■ **PROBLEM TO SOLVE**: Copy each line of the data below exactly, leaving out pictures.

-- Start of DATA LISTING --

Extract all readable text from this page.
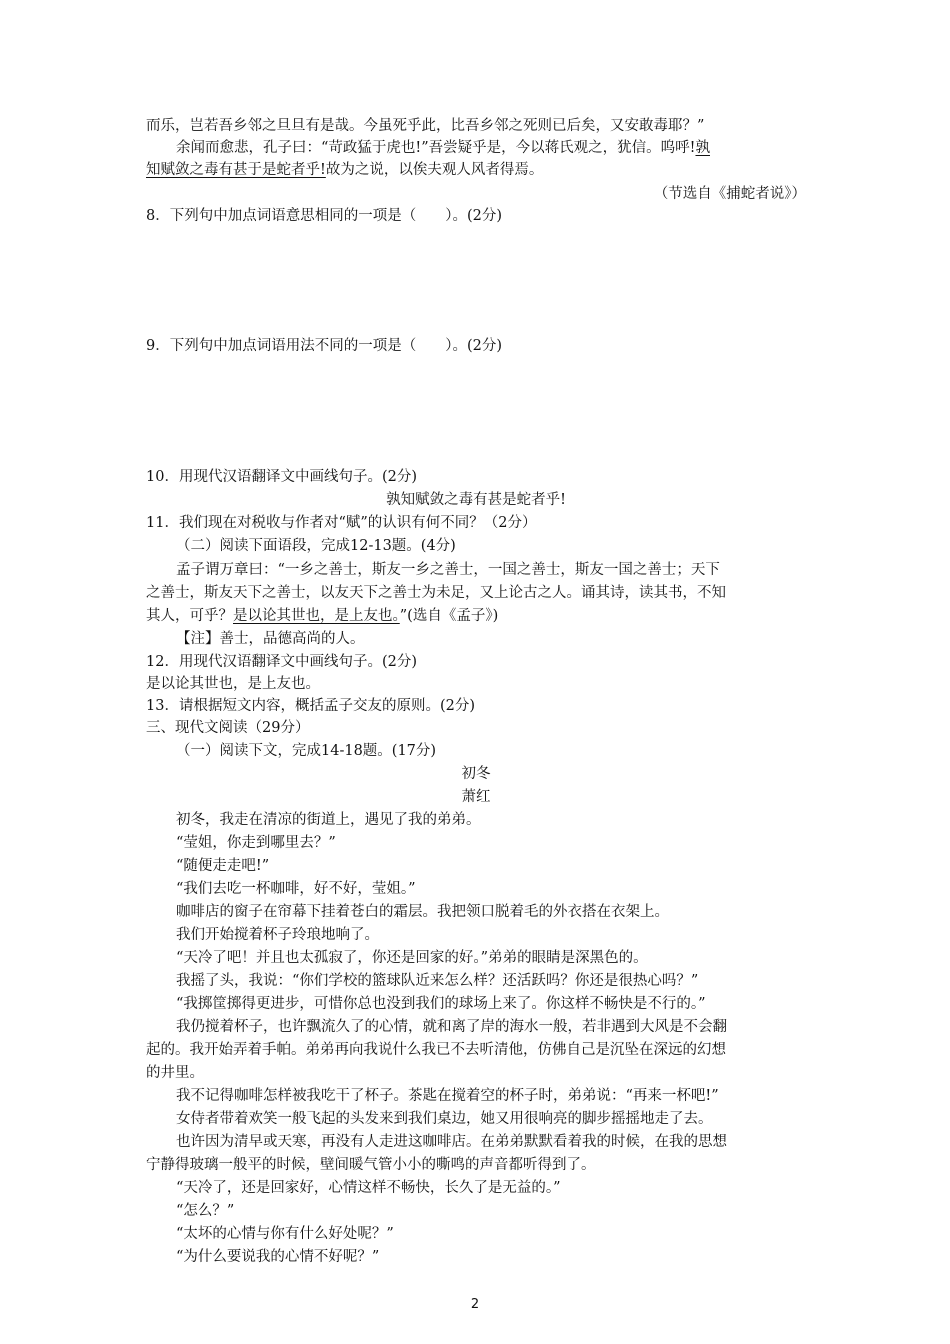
而乐，岂若吾乡邻之旦旦有是哉。今虽死乎此，比吾乡邻之死则已后矣，又安敢毒耶？”
余闻而愈悲，孔子曰：“苛政猛于虎也!”吾尝疑乎是，今以蒋氏观之，犹信。呜呼!孰
知赋敛之毒有甚于是蛇者乎!故为之说，以俟夫观人风者得焉。
（节选自《捕蛇者说》）
8．下列句中加点词语意思相同的一项是（　　）。(2分)
9．下列句中加点词语用法不同的一项是（　　）。(2分)
10．用现代汉语翻译文中画线句子。(2分)
孰知赋敛之毒有甚是蛇者乎!
11．我们现在对税收与作者对“赋”的认识有何不同？（2分）
（二）阅读下面语段，完成12-13题。(4分)
孟子谓万章曰：“一乡之善士，斯友一乡之善士，一国之善士，斯友一国之善士；天下
之善士，斯友天下之善士，以友天下之善士为未足，又上论古之人。诵其诗，读其书，不知
其人，可乎？是以论其世也，是上友也。”(选自《孟子》)
【注】善士，品德高尚的人。
12．用现代汉语翻译文中画线句子。(2分)
是以论其世也，是上友也。
13．请根据短文内容，概括孟子交友的原则。(2分)
三、现代文阅读（29分）
（一）阅读下文，完成14-18题。(17分)
初冬
萧红
初冬，我走在清凉的街道上，遇见了我的弟弟。
“莹姐，你走到哪里去？”
“随便走走吧!”
“我们去吃一杯咖啡，好不好，莹姐。”
咖啡店的窗子在帘幕下挂着苍白的霜层。我把领口脱着毛的外衣搭在衣架上。
我们开始搅着杯子玲琅地响了。
“天冷了吧！并且也太孤寂了，你还是回家的好。”弟弟的眼睛是深黑色的。
我摇了头，我说：“你们学校的篮球队近来怎么样？还活跃吗？你还是很热心吗？”
“我掷筐掷得更进步，可惜你总也没到我们的球场上来了。你这样不畅快是不行的。”
我仍搅着杯子，也许飘流久了的心情，就和离了岸的海水一般，若非遇到大风是不会翻
起的。我开始弄着手帕。弟弟再向我说什么我已不去听清他，仿佛自己是沉坠在深远的幻想
的井里。
我不记得咖啡怎样被我吃干了杯子。茶匙在搅着空的杯子时，弟弟说：“再来一杯吧!”
女侍者带着欢笑一般飞起的头发来到我们桌边，她又用很响亮的脚步摇摇地走了去。
也许因为清早或天寒，再没有人走进这咖啡店。在弟弟默默看着我的时候，在我的思想
宁静得玻璃一般平的时候，壁间暖气管小小的嘶鸣的声音都听得到了。
“天冷了，还是回家好，心情这样不畅快，长久了是无益的。”
“怎么？”
“太坏的心情与你有什么好处呢？”
“为什么要说我的心情不好呢？”
2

-- End of DATA LISTING --

■ **ANSWER TO THIS TASK**:
Extract all readable text from this page.
而乐，岂若吾乡邻之旦旦有是哉。今虽死乎此，比吾乡邻之死则已后矣，又安敢毒耶？”
余闻而愈悲，孔子曰：“苛政猛于虎也!”吾尝疑乎是，今以蒋氏观之，犹信。呜呼!孰
知赋敛之毒有甚于是蛇者乎!故为之说，以俟夫观人风者得焉。
（节选自《捕蛇者说》）
8．下列句中加点词语意思相同的一项是（　　）。(2分)
9．下列句中加点词语用法不同的一项是（　　）。(2分)
10．用现代汉语翻译文中画线句子。(2分)
孰知赋敛之毒有甚是蛇者乎!
11．我们现在对税收与作者对“赋”的认识有何不同？（2分）
（二）阅读下面语段，完成12-13题。(4分)
孟子谓万章曰：“一乡之善士，斯友一乡之善士，一国之善士，斯友一国之善士；天下
之善士，斯友天下之善士，以友天下之善士为未足，又上论古之人。诵其诗，读其书，不知
其人，可乎？是以论其世也，是上友也。”(选自《孟子》)
【注】善士，品德高尚的人。
12．用现代汉语翻译文中画线句子。(2分)
是以论其世也，是上友也。
13．请根据短文内容，概括孟子交友的原则。(2分)
三、现代文阅读（29分）
（一）阅读下文，完成14-18题。(17分)
初冬
萧红
初冬，我走在清凉的街道上，遇见了我的弟弟。
“莹姐，你走到哪里去？”
“随便走走吧!”
“我们去吃一杯咖啡，好不好，莹姐。”
咖啡店的窗子在帘幕下挂着苍白的霜层。我把领口脱着毛的外衣搭在衣架上。
我们开始搅着杯子玲琅地响了。
“天冷了吧！并且也太孤寂了，你还是回家的好。”弟弟的眼睛是深黑色的。
我摇了头，我说：“你们学校的篮球队近来怎么样？还活跃吗？你还是很热心吗？”
“我掷筐掷得更进步，可惜你总也没到我们的球场上来了。你这样不畅快是不行的。”
我仍搅着杯子，也许飘流久了的心情，就和离了岸的海水一般，若非遇到大风是不会翻
起的。我开始弄着手帕。弟弟再向我说什么我已不去听清他，仿佛自己是沉坠在深远的幻想
的井里。
我不记得咖啡怎样被我吃干了杯子。茶匙在搅着空的杯子时，弟弟说：“再来一杯吧!”
女侍者带着欢笑一般飞起的头发来到我们桌边，她又用很响亮的脚步摇摇地走了去。
也许因为清早或天寒，再没有人走进这咖啡店。在弟弟默默看着我的时候，在我的思想
宁静得玻璃一般平的时候，壁间暖气管小小的嘶鸣的声音都听得到了。
“天冷了，还是回家好，心情这样不畅快，长久了是无益的。”
“怎么？”
“太坏的心情与你有什么好处呢？”
“为什么要说我的心情不好呢？”
2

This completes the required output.